# Dataset records
· · ·

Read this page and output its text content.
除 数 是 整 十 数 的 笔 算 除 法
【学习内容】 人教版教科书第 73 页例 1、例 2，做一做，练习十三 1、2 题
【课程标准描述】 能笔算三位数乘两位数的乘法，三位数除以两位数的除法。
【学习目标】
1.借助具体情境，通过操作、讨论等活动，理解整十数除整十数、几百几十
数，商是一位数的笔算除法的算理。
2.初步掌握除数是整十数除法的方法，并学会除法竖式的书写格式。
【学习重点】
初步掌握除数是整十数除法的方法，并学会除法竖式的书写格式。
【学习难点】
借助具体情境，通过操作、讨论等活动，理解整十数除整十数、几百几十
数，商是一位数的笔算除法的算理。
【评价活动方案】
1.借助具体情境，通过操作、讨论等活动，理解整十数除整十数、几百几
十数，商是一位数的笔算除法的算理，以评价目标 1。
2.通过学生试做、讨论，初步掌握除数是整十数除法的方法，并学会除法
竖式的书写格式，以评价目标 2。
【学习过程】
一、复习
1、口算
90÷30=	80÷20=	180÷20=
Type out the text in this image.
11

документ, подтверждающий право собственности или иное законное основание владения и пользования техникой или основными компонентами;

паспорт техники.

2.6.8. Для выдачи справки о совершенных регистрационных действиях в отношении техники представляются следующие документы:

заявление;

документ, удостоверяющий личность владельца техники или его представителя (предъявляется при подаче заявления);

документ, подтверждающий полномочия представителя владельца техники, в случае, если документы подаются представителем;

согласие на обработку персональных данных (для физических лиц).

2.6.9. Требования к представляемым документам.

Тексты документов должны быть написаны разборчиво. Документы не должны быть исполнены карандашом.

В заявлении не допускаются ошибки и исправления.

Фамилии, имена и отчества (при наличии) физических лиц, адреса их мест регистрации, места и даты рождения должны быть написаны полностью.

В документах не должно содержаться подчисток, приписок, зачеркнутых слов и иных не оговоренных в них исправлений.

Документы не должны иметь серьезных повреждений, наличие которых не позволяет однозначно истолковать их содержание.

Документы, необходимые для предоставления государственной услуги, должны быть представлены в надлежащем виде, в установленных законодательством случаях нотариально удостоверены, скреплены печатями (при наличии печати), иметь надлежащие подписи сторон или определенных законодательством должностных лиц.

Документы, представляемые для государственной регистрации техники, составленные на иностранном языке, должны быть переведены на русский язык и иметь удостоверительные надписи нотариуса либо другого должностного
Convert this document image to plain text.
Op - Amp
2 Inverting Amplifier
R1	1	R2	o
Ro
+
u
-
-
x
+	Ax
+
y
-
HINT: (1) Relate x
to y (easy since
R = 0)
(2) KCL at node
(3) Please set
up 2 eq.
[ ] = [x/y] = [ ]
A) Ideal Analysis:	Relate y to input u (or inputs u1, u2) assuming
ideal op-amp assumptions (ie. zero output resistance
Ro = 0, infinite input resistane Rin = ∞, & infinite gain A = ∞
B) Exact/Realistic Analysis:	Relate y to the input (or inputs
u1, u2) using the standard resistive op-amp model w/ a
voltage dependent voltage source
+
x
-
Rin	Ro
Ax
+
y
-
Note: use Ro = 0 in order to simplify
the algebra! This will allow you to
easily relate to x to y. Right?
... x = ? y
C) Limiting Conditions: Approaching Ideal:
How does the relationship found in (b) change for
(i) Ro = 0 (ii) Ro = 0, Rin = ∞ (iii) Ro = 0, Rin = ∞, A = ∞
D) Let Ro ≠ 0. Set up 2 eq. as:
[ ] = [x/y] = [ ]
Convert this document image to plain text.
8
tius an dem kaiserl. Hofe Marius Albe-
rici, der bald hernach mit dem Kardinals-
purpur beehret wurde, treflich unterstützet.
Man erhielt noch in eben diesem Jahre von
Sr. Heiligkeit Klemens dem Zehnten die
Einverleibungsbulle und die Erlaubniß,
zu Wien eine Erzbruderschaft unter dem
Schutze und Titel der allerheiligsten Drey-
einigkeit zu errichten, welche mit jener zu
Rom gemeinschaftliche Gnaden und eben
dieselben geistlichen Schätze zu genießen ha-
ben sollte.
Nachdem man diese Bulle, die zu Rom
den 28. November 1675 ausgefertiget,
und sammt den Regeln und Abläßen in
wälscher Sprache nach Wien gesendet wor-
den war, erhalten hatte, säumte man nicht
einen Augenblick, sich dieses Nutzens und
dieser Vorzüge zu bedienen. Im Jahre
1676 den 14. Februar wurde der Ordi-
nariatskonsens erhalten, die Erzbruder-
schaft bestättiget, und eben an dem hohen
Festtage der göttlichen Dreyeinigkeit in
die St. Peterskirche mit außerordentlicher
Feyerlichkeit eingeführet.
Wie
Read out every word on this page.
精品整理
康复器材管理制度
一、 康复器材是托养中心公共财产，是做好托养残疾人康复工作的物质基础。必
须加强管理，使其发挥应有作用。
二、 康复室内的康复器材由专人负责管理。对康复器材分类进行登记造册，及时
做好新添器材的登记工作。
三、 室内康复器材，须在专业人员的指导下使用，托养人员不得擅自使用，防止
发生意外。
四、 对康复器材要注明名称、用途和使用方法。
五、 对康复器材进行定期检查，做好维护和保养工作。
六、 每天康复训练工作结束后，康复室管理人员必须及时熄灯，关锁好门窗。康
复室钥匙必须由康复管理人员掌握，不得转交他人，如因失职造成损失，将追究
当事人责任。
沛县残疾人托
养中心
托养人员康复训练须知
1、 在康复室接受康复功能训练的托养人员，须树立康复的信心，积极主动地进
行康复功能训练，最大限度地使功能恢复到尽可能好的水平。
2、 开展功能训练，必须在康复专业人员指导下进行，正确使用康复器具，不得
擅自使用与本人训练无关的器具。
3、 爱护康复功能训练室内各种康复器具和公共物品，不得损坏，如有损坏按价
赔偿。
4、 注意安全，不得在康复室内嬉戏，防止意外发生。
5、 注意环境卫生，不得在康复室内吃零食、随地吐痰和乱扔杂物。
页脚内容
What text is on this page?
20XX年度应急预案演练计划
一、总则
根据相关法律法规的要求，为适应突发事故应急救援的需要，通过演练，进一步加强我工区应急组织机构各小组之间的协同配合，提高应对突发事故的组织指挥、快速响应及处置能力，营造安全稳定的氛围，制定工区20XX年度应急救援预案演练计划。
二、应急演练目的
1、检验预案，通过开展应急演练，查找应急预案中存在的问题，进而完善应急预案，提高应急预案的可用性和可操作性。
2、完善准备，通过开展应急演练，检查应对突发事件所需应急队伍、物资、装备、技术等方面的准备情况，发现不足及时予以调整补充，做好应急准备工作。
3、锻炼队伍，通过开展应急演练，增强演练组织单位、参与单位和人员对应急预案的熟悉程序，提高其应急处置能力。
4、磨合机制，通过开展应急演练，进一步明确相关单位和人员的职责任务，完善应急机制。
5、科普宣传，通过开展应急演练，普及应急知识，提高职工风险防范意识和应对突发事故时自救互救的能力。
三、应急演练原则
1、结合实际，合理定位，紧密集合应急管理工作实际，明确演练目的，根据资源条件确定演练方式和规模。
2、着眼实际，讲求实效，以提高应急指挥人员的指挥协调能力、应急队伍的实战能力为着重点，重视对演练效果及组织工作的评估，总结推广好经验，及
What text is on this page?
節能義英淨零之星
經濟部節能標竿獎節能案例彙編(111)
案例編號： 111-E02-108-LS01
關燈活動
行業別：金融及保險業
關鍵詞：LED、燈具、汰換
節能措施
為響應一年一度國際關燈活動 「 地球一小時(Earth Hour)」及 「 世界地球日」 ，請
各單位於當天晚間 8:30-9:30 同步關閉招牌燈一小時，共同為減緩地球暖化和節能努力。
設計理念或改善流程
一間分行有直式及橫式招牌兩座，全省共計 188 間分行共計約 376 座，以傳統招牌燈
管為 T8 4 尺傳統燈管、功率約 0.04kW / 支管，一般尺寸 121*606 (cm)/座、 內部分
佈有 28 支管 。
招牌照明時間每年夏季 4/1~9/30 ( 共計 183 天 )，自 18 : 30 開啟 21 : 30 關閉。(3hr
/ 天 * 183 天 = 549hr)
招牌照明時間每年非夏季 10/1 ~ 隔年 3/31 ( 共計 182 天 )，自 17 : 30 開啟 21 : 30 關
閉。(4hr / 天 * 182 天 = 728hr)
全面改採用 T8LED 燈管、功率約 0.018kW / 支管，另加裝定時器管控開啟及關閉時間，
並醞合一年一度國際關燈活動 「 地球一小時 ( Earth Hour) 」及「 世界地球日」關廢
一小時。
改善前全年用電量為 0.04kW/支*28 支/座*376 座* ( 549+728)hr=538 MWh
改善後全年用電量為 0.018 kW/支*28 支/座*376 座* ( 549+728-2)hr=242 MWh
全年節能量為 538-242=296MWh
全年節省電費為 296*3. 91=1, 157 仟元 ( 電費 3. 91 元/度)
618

· · ·

# WORK TO DO
Using the records above, list each line that includes "иметь".

# WORKED SOLUTION
Документы не должны иметь серьезных повреждений, наличие которых не позволяет однозначно истолковать их содержание.
Документы, необходимые для предоставления государственной услуги, должны быть представлены в надлежащем виде, в установленных законодательством случаях нотариально удостоверены, скреплены печатями (при наличии печати), иметь надлежащие подписи сторон или определенных законодательством должностных лиц.
Документы, представляемые для государственной регистрации техники, составленные на иностранном языке, должны быть переведены на русский язык и иметь удостоверительные надписи нотариуса либо другого должностного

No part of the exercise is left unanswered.